■ SHORT TASK
Copy each entry as it stands, leaving nothing out.

■ TASK DATA
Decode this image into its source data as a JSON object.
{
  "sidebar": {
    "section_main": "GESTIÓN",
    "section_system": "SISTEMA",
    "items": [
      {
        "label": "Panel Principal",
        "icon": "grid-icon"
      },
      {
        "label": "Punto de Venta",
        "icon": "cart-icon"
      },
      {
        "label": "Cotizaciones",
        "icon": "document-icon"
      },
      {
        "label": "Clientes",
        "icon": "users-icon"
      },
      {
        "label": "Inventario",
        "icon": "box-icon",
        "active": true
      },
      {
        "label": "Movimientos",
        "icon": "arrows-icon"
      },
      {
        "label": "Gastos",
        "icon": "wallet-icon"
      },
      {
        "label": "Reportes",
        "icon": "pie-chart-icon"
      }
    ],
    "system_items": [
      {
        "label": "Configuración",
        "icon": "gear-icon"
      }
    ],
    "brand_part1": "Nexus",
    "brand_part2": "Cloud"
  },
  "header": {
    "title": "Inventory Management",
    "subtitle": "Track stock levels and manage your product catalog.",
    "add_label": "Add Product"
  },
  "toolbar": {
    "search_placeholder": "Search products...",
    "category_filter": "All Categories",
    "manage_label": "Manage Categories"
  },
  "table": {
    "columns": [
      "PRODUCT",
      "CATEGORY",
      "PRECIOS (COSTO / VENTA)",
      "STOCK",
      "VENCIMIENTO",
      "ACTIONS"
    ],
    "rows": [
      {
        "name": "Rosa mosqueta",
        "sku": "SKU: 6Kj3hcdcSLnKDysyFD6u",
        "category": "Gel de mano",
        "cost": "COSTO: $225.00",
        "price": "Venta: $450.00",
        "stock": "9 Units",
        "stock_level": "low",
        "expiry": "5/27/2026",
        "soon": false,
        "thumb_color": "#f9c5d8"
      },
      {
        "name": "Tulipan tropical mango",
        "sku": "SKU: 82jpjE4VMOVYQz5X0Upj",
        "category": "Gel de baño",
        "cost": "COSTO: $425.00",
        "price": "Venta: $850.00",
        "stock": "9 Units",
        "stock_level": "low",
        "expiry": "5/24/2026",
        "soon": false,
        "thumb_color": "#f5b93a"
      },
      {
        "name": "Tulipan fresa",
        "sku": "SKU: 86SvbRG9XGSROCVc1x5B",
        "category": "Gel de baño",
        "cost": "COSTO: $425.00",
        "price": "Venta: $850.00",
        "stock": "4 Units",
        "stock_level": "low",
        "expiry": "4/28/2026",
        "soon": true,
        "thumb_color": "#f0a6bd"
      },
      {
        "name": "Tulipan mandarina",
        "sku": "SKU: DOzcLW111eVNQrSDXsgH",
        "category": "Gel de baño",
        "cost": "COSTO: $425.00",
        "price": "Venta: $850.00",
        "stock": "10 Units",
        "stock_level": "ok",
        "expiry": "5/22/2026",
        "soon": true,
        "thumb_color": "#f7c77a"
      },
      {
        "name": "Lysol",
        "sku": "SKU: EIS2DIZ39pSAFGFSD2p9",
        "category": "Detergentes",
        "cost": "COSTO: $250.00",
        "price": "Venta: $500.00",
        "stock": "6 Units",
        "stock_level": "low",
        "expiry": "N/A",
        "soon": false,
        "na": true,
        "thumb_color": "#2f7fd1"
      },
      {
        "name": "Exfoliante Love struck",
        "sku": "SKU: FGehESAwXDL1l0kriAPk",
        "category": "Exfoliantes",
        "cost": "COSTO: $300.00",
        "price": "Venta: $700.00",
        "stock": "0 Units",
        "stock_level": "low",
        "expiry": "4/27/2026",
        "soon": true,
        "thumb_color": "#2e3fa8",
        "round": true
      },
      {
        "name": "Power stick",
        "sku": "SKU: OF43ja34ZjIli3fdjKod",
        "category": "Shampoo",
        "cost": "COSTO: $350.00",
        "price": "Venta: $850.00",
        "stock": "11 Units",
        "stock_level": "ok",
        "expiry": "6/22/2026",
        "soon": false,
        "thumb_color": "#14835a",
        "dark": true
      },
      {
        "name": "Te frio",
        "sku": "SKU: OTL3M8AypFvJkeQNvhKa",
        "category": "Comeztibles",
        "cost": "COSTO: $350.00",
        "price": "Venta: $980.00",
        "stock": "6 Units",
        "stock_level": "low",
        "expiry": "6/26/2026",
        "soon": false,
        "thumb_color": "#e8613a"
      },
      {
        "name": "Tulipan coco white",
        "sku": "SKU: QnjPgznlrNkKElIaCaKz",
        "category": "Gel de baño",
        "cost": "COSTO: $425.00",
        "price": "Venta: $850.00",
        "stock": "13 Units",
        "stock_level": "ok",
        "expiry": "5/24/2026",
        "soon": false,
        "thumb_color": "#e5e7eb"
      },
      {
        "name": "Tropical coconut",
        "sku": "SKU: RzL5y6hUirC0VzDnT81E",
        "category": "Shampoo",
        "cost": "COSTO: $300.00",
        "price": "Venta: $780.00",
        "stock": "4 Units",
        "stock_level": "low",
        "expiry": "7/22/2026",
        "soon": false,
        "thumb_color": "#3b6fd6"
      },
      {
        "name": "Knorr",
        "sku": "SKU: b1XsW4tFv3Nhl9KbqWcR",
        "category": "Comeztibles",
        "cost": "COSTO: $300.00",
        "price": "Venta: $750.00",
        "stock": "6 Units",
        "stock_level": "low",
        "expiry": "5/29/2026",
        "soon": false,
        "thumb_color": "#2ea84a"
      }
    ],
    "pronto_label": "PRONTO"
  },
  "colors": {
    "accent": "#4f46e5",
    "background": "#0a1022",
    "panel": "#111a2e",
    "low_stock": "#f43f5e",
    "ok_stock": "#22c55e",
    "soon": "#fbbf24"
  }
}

■ WRITTEN RESPONSE
Decode this image into its source data as a JSON object.
{
  "sidebar": {
    "section_main": "GESTIÓN",
    "section_system": "SISTEMA",
    "items": [
      {
        "label": "Panel Principal",
        "icon": "grid-icon"
      },
      {
        "label": "Punto de Venta",
        "icon": "cart-icon"
      },
      {
        "label": "Cotizaciones",
        "icon": "document-icon"
      },
      {
        "label": "Clientes",
        "icon": "users-icon"
      },
      {
        "label": "Inventario",
        "icon": "box-icon",
        "active": true
      },
      {
        "label": "Movimientos",
        "icon": "arrows-icon"
      },
      {
        "label": "Gastos",
        "icon": "wallet-icon"
      },
      {
        "label": "Reportes",
        "icon": "pie-chart-icon"
      }
    ],
    "system_items": [
      {
        "label": "Configuración",
        "icon": "gear-icon"
      }
    ],
    "brand_part1": "Nexus",
    "brand_part2": "Cloud"
  },
  "header": {
    "title": "Inventory Management",
    "subtitle": "Track stock levels and manage your product catalog.",
    "add_label": "Add Product"
  },
  "toolbar": {
    "search_placeholder": "Search products...",
    "category_filter": "All Categories",
    "manage_label": "Manage Categories"
  },
  "table": {
    "columns": [
      "PRODUCT",
      "CATEGORY",
      "PRECIOS (COSTO / VENTA)",
      "STOCK",
      "VENCIMIENTO",
      "ACTIONS"
    ],
    "rows": [
      {
        "name": "Rosa mosqueta",
        "sku": "SKU: 6Kj3hcdcSLnKDysyFD6u",
        "category": "Gel de mano",
        "cost": "COSTO: $225.00",
        "price": "Venta: $450.00",
        "stock": "9 Units",
        "stock_level": "low",
        "expiry": "5/27/2026",
        "soon": false,
        "thumb_color": "#f9c5d8"
      },
      {
        "name": "Tulipan tropical mango",
        "sku": "SKU: 82jpjE4VMOVYQz5X0Upj",
        "category": "Gel de baño",
        "cost": "COSTO: $425.00",
        "price": "Venta: $850.00",
        "stock": "9 Units",
        "stock_level": "low",
        "expiry": "5/24/2026",
        "soon": false,
        "thumb_color": "#f5b93a"
      },
      {
        "name": "Tulipan fresa",
        "sku": "SKU: 86SvbRG9XGSROCVc1x5B",
        "category": "Gel de baño",
        "cost": "COSTO: $425.00",
        "price": "Venta: $850.00",
        "stock": "4 Units",
        "stock_level": "low",
        "expiry": "4/28/2026",
        "soon": true,
        "thumb_color": "#f0a6bd"
      },
      {
        "name": "Tulipan mandarina",
        "sku": "SKU: DOzcLW111eVNQrSDXsgH",
        "category": "Gel de baño",
        "cost": "COSTO: $425.00",
        "price": "Venta: $850.00",
        "stock": "10 Units",
        "stock_level": "ok",
        "expiry": "5/22/2026",
        "soon": true,
        "thumb_color": "#f7c77a"
      },
      {
        "name": "Lysol",
        "sku": "SKU: EIS2DIZ39pSAFGFSD2p9",
        "category": "Detergentes",
        "cost": "COSTO: $250.00",
        "price": "Venta: $500.00",
        "stock": "6 Units",
        "stock_level": "low",
        "expiry": "N/A",
        "soon": false,
        "na": true,
        "thumb_color": "#2f7fd1"
      },
      {
        "name": "Exfoliante Love struck",
        "sku": "SKU: FGehESAwXDL1l0kriAPk",
        "category": "Exfoliantes",
        "cost": "COSTO: $300.00",
        "price": "Venta: $700.00",
        "stock": "0 Units",
        "stock_level": "low",
        "expiry": "4/27/2026",
        "soon": true,
        "thumb_color": "#2e3fa8",
        "round": true
      },
      {
        "name": "Power stick",
        "sku": "SKU: OF43ja34ZjIli3fdjKod",
        "category": "Shampoo",
        "cost": "COSTO: $350.00",
        "price": "Venta: $850.00",
        "stock": "11 Units",
        "stock_level": "ok",
        "expiry": "6/22/2026",
        "soon": false,
        "thumb_color": "#14835a",
        "dark": true
      },
      {
        "name": "Te frio",
        "sku": "SKU: OTL3M8AypFvJkeQNvhKa",
        "category": "Comeztibles",
        "cost": "COSTO: $350.00",
        "price": "Venta: $980.00",
        "stock": "6 Units",
        "stock_level": "low",
        "expiry": "6/26/2026",
        "soon": false,
        "thumb_color": "#e8613a"
      },
      {
        "name": "Tulipan coco white",
        "sku": "SKU: QnjPgznlrNkKElIaCaKz",
        "category": "Gel de baño",
        "cost": "COSTO: $425.00",
        "price": "Venta: $850.00",
        "stock": "13 Units",
        "stock_level": "ok",
        "expiry": "5/24/2026",
        "soon": false,
        "thumb_color": "#e5e7eb"
      },
      {
        "name": "Tropical coconut",
        "sku": "SKU: RzL5y6hUirC0VzDnT81E",
        "category": "Shampoo",
        "cost": "COSTO: $300.00",
        "price": "Venta: $780.00",
        "stock": "4 Units",
        "stock_level": "low",
        "expiry": "7/22/2026",
        "soon": false,
        "thumb_color": "#3b6fd6"
      },
      {
        "name": "Knorr",
        "sku": "SKU: b1XsW4tFv3Nhl9KbqWcR",
        "category": "Comeztibles",
        "cost": "COSTO: $300.00",
        "price": "Venta: $750.00",
        "stock": "6 Units",
        "stock_level": "low",
        "expiry": "5/29/2026",
        "soon": false,
        "thumb_color": "#2ea84a"
      }
    ],
    "pronto_label": "PRONTO"
  },
  "colors": {
    "accent": "#4f46e5",
    "background": "#0a1022",
    "panel": "#111a2e",
    "low_stock": "#f43f5e",
    "ok_stock": "#22c55e",
    "soon": "#fbbf24"
  }
}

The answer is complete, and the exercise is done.